RAW DATA -
━━━━━━━━━━━━━━━━

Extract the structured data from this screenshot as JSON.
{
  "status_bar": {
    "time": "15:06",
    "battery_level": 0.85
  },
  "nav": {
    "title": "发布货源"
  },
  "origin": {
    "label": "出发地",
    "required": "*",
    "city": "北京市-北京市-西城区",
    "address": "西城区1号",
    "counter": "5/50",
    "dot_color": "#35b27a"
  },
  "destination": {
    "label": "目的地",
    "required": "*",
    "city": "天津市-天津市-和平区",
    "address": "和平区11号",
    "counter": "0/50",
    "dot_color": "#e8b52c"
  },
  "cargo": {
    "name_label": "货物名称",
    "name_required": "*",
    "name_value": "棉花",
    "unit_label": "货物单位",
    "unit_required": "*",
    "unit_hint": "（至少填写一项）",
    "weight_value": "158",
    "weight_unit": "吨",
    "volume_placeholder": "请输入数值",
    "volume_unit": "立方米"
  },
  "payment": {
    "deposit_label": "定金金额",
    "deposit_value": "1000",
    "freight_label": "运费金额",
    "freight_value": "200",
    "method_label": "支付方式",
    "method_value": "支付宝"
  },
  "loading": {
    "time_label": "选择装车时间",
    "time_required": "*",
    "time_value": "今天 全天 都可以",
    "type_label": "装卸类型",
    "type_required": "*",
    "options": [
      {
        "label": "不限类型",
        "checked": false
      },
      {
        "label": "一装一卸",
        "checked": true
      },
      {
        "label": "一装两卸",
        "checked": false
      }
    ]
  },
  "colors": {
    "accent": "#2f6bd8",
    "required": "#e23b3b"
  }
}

━━━━━━━━━━━━━━━━

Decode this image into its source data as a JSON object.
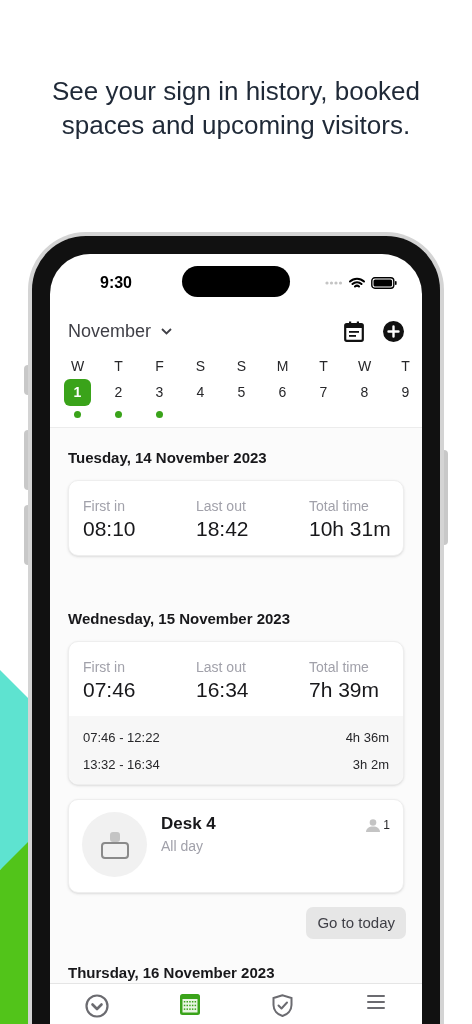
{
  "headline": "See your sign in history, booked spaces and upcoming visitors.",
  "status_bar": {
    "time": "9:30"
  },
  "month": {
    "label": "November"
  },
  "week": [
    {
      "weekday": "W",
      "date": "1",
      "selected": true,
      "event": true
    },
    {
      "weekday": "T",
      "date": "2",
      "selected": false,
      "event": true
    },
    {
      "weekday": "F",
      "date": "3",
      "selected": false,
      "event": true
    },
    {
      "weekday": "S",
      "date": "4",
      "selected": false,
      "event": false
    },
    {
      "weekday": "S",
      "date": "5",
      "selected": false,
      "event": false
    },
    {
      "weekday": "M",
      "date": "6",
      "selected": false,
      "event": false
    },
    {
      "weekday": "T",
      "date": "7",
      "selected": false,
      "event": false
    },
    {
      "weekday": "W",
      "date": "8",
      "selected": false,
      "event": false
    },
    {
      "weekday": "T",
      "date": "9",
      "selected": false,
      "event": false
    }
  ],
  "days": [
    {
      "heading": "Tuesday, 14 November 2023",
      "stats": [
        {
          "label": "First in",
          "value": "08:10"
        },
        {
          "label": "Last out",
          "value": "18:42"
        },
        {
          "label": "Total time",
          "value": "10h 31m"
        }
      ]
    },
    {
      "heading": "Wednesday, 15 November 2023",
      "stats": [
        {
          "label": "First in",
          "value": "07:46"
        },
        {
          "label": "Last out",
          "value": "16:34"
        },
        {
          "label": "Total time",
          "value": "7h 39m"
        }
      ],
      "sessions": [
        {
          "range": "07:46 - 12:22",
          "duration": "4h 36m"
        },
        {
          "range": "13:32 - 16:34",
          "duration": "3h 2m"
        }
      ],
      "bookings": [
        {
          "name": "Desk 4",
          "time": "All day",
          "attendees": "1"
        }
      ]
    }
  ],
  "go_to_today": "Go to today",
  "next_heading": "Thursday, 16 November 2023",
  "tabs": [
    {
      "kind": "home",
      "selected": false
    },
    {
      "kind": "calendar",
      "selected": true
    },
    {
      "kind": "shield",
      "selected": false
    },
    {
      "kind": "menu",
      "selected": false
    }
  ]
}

━━━━━━━━━━━━━━━━

TASK - List every line above containing the word "November".

SOLUTION FOR THIS EXERCISE -
    "label": "November"
      "heading": "Tuesday, 14 November 2023",
      "heading": "Wednesday, 15 November 2023",
  "next_heading": "Thursday, 16 November 2023",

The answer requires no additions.